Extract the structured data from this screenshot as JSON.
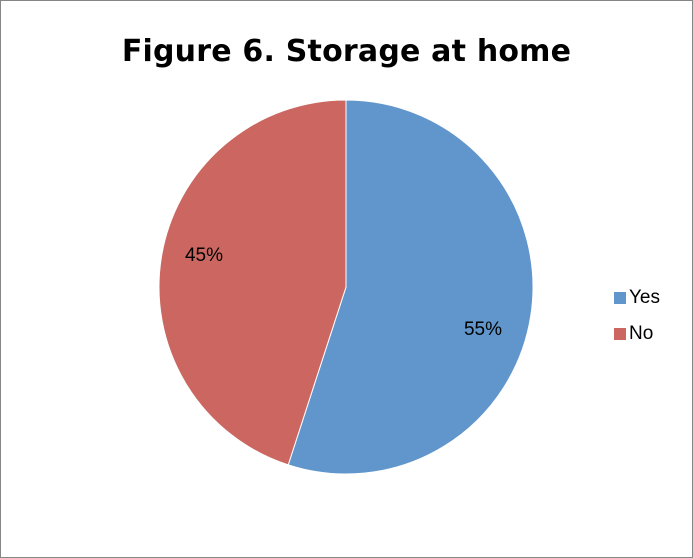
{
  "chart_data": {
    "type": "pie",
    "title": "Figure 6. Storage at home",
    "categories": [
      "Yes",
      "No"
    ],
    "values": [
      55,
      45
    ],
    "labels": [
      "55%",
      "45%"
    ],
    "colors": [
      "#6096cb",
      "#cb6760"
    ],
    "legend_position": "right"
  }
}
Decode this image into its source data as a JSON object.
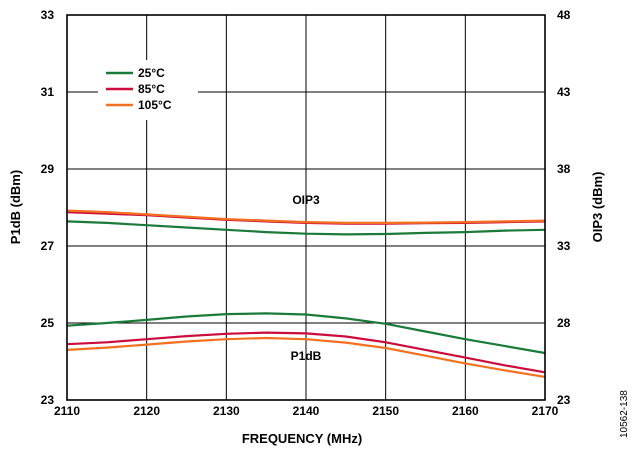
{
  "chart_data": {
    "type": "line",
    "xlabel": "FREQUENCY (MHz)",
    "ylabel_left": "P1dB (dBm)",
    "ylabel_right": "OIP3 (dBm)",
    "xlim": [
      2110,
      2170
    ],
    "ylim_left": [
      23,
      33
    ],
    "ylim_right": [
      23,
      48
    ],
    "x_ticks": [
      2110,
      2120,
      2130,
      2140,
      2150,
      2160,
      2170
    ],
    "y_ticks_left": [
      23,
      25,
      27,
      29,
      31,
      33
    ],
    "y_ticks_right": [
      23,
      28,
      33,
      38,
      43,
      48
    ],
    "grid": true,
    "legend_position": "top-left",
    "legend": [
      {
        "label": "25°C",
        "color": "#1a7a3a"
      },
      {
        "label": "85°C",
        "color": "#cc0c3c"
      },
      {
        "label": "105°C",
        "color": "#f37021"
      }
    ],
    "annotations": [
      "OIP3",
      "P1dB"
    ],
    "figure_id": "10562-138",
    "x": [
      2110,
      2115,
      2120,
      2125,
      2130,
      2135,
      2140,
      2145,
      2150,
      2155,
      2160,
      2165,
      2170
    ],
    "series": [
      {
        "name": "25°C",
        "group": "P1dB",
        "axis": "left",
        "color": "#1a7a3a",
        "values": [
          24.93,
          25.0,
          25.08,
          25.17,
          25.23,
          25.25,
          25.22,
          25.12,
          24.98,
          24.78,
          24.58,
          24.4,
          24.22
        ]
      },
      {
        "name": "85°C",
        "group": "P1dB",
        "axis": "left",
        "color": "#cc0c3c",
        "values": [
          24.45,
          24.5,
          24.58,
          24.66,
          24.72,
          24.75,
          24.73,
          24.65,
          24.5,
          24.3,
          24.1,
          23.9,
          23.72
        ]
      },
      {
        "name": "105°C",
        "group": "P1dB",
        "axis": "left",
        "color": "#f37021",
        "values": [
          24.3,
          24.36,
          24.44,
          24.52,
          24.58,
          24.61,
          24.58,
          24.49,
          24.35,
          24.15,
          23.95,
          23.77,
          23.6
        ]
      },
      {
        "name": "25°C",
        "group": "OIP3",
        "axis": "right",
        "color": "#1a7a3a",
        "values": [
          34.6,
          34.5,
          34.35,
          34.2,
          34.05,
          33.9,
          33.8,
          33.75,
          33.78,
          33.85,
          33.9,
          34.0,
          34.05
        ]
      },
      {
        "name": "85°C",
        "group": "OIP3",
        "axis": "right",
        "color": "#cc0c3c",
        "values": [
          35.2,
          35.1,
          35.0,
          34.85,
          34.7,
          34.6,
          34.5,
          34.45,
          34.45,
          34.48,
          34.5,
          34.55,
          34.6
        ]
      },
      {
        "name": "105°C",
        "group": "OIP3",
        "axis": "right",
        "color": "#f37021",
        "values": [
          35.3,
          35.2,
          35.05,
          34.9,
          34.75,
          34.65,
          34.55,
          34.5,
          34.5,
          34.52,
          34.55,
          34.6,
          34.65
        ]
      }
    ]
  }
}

-------------------------

(Exercise): Return the material word for word. Pictures are not part of the copy.

(Exercise output):
Extract the structured data from this screenshot as JSON.
{
  "chart_data": {
    "type": "pie",
    "title": "Figure 6. Storage at home",
    "categories": [
      "Yes",
      "No"
    ],
    "values": [
      55,
      45
    ],
    "labels": [
      "55%",
      "45%"
    ],
    "colors": [
      "#6096cb",
      "#cb6760"
    ],
    "legend_position": "right"
  }
}
Decode this image into its source data as a JSON object.
{
  "chart_data": {
    "type": "line",
    "xlabel": "FREQUENCY (MHz)",
    "ylabel_left": "P1dB (dBm)",
    "ylabel_right": "OIP3 (dBm)",
    "xlim": [
      2110,
      2170
    ],
    "ylim_left": [
      23,
      33
    ],
    "ylim_right": [
      23,
      48
    ],
    "x_ticks": [
      2110,
      2120,
      2130,
      2140,
      2150,
      2160,
      2170
    ],
    "y_ticks_left": [
      23,
      25,
      27,
      29,
      31,
      33
    ],
    "y_ticks_right": [
      23,
      28,
      33,
      38,
      43,
      48
    ],
    "grid": true,
    "legend_position": "top-left",
    "legend": [
      {
        "label": "25°C",
        "color": "#1a7a3a"
      },
      {
        "label": "85°C",
        "color": "#cc0c3c"
      },
      {
        "label": "105°C",
        "color": "#f37021"
      }
    ],
    "annotations": [
      "OIP3",
      "P1dB"
    ],
    "figure_id": "10562-138",
    "x": [
      2110,
      2115,
      2120,
      2125,
      2130,
      2135,
      2140,
      2145,
      2150,
      2155,
      2160,
      2165,
      2170
    ],
    "series": [
      {
        "name": "25°C",
        "group": "P1dB",
        "axis": "left",
        "color": "#1a7a3a",
        "values": [
          24.93,
          25.0,
          25.08,
          25.17,
          25.23,
          25.25,
          25.22,
          25.12,
          24.98,
          24.78,
          24.58,
          24.4,
          24.22
        ]
      },
      {
        "name": "85°C",
        "group": "P1dB",
        "axis": "left",
        "color": "#cc0c3c",
        "values": [
          24.45,
          24.5,
          24.58,
          24.66,
          24.72,
          24.75,
          24.73,
          24.65,
          24.5,
          24.3,
          24.1,
          23.9,
          23.72
        ]
      },
      {
        "name": "105°C",
        "group": "P1dB",
        "axis": "left",
        "color": "#f37021",
        "values": [
          24.3,
          24.36,
          24.44,
          24.52,
          24.58,
          24.61,
          24.58,
          24.49,
          24.35,
          24.15,
          23.95,
          23.77,
          23.6
        ]
      },
      {
        "name": "25°C",
        "group": "OIP3",
        "axis": "right",
        "color": "#1a7a3a",
        "values": [
          34.6,
          34.5,
          34.35,
          34.2,
          34.05,
          33.9,
          33.8,
          33.75,
          33.78,
          33.85,
          33.9,
          34.0,
          34.05
        ]
      },
      {
        "name": "85°C",
        "group": "OIP3",
        "axis": "right",
        "color": "#cc0c3c",
        "values": [
          35.2,
          35.1,
          35.0,
          34.85,
          34.7,
          34.6,
          34.5,
          34.45,
          34.45,
          34.48,
          34.5,
          34.55,
          34.6
        ]
      },
      {
        "name": "105°C",
        "group": "OIP3",
        "axis": "right",
        "color": "#f37021",
        "values": [
          35.3,
          35.2,
          35.05,
          34.9,
          34.75,
          34.65,
          34.55,
          34.5,
          34.5,
          34.52,
          34.55,
          34.6,
          34.65
        ]
      }
    ]
  }
}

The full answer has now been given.